What needs to be done
Lines containing the string "Andel" are to be counted. Write only how many there are.
"""
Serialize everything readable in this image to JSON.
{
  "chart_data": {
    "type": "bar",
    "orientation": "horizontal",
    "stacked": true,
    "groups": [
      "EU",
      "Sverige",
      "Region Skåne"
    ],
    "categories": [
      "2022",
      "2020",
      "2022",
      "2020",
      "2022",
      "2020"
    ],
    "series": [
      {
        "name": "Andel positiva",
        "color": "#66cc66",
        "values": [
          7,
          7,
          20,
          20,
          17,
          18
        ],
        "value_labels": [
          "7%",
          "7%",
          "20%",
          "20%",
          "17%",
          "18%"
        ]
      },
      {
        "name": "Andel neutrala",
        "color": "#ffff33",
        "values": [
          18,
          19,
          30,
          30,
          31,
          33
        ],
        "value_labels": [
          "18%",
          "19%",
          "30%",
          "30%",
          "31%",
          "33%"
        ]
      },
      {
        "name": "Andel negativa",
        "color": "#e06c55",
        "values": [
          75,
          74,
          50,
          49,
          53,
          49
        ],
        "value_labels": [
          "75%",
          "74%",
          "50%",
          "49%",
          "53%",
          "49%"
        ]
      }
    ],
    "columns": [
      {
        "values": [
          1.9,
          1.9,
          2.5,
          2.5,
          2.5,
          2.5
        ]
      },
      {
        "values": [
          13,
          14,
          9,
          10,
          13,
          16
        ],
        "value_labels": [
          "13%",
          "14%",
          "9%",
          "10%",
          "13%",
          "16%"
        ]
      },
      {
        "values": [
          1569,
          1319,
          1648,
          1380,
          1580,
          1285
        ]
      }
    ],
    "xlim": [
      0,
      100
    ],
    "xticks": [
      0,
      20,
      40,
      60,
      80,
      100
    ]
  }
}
"""
Exercise response
3